[BEGIN]
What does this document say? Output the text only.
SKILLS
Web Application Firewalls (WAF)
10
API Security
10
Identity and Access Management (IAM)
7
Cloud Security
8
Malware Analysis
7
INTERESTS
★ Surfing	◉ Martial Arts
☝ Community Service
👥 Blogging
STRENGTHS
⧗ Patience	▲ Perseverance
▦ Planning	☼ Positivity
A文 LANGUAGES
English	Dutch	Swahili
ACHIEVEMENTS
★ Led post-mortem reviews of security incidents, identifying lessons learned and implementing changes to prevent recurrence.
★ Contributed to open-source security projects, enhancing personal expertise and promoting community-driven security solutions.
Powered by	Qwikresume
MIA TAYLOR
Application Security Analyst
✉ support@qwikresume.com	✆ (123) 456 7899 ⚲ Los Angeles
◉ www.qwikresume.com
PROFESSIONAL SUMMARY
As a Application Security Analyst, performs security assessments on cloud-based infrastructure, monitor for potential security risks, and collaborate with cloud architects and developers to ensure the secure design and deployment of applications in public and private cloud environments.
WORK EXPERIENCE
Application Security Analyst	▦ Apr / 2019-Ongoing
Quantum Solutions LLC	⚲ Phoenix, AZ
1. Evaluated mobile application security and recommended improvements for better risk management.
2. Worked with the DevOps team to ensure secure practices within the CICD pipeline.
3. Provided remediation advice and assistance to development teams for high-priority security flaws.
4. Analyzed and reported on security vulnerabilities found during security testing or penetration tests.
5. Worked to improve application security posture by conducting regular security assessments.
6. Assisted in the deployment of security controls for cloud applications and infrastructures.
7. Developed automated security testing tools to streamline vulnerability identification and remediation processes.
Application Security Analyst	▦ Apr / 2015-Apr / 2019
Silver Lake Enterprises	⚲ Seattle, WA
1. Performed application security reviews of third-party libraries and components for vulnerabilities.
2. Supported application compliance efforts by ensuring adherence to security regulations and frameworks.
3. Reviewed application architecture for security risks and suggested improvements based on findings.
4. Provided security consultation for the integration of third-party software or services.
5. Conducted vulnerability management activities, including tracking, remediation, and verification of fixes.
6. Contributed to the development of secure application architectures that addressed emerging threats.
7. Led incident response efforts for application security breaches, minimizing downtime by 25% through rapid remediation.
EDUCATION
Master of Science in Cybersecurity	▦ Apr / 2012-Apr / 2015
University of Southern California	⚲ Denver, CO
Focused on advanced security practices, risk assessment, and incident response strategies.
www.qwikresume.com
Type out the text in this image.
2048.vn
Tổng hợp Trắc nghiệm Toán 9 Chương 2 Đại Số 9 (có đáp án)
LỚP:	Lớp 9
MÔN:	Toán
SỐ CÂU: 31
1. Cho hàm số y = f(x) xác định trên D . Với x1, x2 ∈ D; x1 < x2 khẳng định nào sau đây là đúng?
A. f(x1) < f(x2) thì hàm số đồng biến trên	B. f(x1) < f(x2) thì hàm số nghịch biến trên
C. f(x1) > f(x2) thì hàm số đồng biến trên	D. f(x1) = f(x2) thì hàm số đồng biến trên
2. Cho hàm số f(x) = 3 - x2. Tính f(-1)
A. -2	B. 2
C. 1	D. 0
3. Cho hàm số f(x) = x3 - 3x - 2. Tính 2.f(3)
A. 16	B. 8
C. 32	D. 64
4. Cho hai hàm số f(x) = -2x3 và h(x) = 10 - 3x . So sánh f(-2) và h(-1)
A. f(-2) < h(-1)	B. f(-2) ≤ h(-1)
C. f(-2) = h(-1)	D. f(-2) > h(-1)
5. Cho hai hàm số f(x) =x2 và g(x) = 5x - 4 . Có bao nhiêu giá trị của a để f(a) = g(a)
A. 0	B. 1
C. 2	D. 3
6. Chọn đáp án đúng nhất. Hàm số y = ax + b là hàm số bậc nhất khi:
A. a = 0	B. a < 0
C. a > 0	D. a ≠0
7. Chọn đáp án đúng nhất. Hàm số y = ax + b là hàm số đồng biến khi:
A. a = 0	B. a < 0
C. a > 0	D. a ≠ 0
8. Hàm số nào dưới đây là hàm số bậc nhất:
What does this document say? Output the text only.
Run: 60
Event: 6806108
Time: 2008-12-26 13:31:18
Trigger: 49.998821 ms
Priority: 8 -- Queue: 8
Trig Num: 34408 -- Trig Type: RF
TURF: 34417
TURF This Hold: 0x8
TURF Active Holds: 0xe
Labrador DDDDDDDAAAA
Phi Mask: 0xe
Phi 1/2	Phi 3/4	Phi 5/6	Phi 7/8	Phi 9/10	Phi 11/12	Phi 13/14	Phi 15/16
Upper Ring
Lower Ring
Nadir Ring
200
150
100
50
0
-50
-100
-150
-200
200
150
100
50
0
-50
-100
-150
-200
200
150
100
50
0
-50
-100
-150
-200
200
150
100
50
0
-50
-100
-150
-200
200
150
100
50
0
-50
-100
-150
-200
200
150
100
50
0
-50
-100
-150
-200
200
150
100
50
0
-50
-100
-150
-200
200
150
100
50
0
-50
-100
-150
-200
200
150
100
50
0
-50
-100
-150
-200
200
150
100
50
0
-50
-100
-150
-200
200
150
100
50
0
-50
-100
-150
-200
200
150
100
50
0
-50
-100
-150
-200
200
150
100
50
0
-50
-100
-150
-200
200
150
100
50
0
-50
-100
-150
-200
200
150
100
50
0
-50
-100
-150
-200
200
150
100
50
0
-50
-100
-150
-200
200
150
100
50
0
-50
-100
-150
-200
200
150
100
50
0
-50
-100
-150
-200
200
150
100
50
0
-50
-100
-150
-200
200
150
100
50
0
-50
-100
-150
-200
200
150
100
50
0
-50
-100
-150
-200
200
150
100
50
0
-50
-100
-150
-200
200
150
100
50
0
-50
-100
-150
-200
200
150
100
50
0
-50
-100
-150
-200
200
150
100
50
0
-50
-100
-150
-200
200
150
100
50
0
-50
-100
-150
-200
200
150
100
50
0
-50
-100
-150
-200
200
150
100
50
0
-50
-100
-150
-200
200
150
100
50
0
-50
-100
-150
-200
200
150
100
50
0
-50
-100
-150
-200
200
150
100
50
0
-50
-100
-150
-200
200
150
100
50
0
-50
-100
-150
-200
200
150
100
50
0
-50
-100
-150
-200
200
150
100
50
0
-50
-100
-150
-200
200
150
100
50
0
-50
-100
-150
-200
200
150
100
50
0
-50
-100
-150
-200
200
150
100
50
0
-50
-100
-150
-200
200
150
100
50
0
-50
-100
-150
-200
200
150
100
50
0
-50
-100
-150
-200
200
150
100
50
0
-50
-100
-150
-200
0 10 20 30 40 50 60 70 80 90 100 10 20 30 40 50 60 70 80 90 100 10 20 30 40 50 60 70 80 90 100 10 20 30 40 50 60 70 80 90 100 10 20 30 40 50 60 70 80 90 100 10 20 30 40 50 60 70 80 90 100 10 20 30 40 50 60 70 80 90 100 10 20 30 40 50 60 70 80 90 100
[END]
# Description of the task:
Go through the entries above and count the lines containing the word "efforts"; give only that count.

# The reply:
2